* _EXERCISE GOAL_
Filter the records below and copy every line containing the word "ylabel".

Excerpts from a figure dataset
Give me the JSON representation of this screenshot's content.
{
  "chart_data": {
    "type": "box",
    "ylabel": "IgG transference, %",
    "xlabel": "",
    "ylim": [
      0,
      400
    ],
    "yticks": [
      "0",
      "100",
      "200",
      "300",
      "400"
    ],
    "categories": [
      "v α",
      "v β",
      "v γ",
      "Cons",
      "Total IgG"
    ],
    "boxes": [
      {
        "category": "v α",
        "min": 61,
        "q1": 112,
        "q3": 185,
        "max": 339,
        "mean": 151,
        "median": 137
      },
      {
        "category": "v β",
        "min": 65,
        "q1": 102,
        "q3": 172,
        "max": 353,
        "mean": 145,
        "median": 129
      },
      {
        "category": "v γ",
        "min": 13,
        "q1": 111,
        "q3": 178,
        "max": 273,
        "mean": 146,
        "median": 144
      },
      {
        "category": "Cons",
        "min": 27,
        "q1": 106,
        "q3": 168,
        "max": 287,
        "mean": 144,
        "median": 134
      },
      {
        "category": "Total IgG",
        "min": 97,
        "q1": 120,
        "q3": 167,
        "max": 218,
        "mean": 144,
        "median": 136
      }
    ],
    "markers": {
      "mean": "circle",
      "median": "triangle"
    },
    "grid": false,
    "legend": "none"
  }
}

* * *

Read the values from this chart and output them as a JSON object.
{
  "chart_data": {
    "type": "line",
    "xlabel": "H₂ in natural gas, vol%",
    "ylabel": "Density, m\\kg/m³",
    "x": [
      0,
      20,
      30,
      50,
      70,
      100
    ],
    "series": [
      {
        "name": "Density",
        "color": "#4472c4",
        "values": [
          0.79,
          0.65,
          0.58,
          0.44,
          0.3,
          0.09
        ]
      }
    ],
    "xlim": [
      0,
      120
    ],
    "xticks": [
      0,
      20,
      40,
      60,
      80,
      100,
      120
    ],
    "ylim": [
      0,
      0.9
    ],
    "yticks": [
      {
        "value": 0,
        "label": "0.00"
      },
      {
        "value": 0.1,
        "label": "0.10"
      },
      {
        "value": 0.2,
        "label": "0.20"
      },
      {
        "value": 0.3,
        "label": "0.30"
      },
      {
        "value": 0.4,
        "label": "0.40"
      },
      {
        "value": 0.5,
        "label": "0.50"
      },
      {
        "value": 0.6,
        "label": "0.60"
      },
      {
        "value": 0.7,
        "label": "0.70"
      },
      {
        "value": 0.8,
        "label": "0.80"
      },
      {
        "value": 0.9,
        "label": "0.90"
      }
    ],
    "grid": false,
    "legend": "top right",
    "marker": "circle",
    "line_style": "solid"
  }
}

==

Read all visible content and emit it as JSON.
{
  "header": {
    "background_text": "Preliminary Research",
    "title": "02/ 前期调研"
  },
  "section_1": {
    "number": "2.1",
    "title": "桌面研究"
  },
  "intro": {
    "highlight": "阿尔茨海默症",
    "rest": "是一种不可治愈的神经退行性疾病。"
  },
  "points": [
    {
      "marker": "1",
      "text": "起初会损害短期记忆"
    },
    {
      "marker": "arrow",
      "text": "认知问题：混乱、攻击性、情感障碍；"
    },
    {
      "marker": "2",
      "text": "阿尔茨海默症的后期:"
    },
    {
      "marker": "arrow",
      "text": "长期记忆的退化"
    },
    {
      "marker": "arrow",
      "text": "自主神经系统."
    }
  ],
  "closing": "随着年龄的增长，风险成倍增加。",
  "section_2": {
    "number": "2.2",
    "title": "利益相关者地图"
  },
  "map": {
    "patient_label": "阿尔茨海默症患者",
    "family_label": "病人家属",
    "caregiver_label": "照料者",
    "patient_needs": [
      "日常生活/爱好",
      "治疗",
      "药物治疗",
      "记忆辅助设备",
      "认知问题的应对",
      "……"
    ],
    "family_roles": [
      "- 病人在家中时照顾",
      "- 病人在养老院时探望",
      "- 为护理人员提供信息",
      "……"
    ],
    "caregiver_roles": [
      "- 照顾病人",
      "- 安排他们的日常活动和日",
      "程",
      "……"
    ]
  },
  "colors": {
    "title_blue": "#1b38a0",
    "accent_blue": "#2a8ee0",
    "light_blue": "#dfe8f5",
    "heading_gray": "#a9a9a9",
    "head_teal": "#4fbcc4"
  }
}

* _EXERCISE RESPONSE_
    "ylabel": "IgG transference, %",
    "ylabel": "Density, m\\kg/m³",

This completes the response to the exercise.